PROBLEM TO WORK ON — Reproduce every record exactly as it appears, but not the pictures.
[START TASK DATA]
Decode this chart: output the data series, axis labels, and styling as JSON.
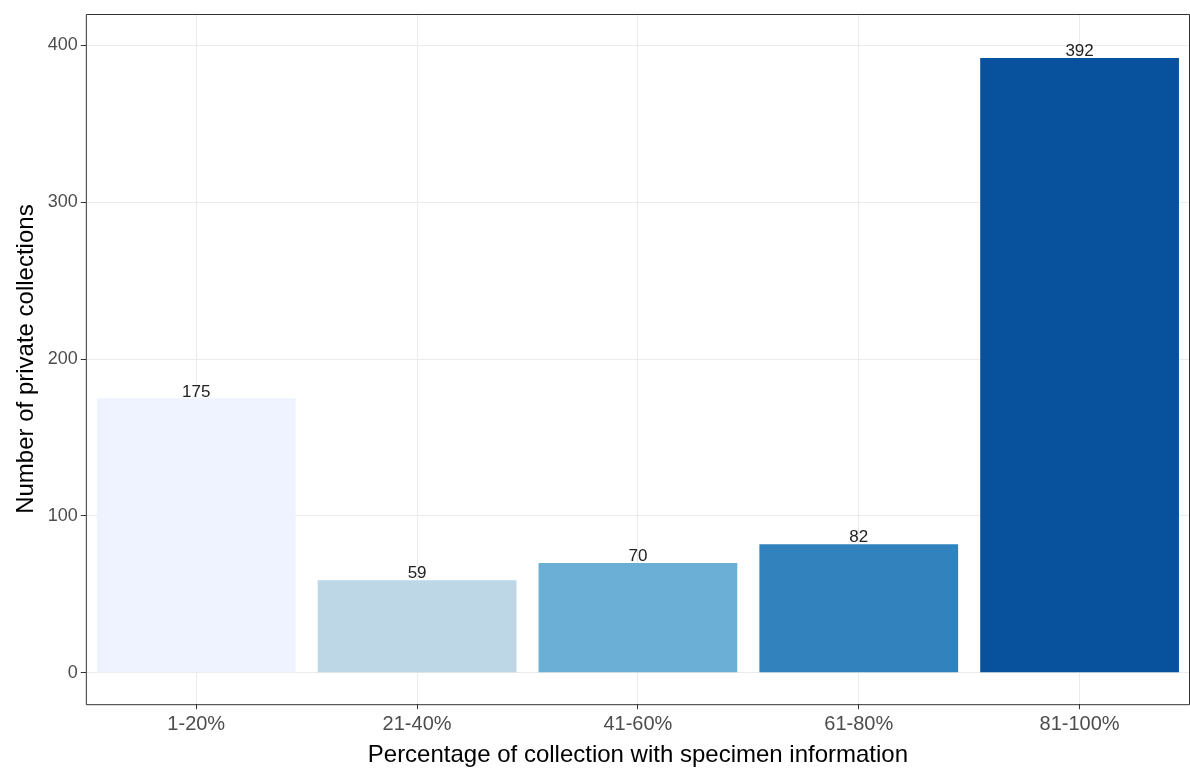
{
  "chart_data": {
    "type": "bar",
    "xlabel": "Percentage of collection with specimen information",
    "ylabel": "Number of private collections",
    "categories": [
      "1-20%",
      "21-40%",
      "41-60%",
      "61-80%",
      "81-100%"
    ],
    "values": [
      175,
      59,
      70,
      82,
      392
    ],
    "colors": [
      "#eff3ff",
      "#bdd7e7",
      "#6baed6",
      "#3182bd",
      "#08519c"
    ],
    "ylim": [
      -20,
      420
    ],
    "yticks": [
      0,
      100,
      200,
      300,
      400
    ],
    "grid": true,
    "data_labels": true
  }
}
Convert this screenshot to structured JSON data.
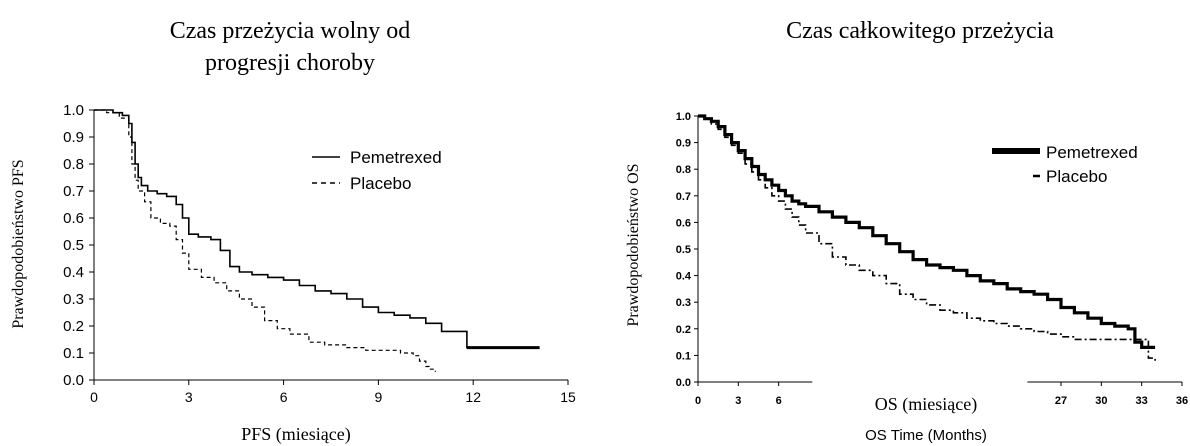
[END TASK DATA]
RESPONSE BELOW —
Decode this chart: output the data series, axis labels, and styling as JSON.
{
  "chart_data": {
    "type": "bar",
    "xlabel": "Percentage of collection with specimen information",
    "ylabel": "Number of private collections",
    "categories": [
      "1-20%",
      "21-40%",
      "41-60%",
      "61-80%",
      "81-100%"
    ],
    "values": [
      175,
      59,
      70,
      82,
      392
    ],
    "colors": [
      "#eff3ff",
      "#bdd7e7",
      "#6baed6",
      "#3182bd",
      "#08519c"
    ],
    "ylim": [
      -20,
      420
    ],
    "yticks": [
      0,
      100,
      200,
      300,
      400
    ],
    "grid": true,
    "data_labels": true
  }
}
Convert this screenshot to structured JSON data.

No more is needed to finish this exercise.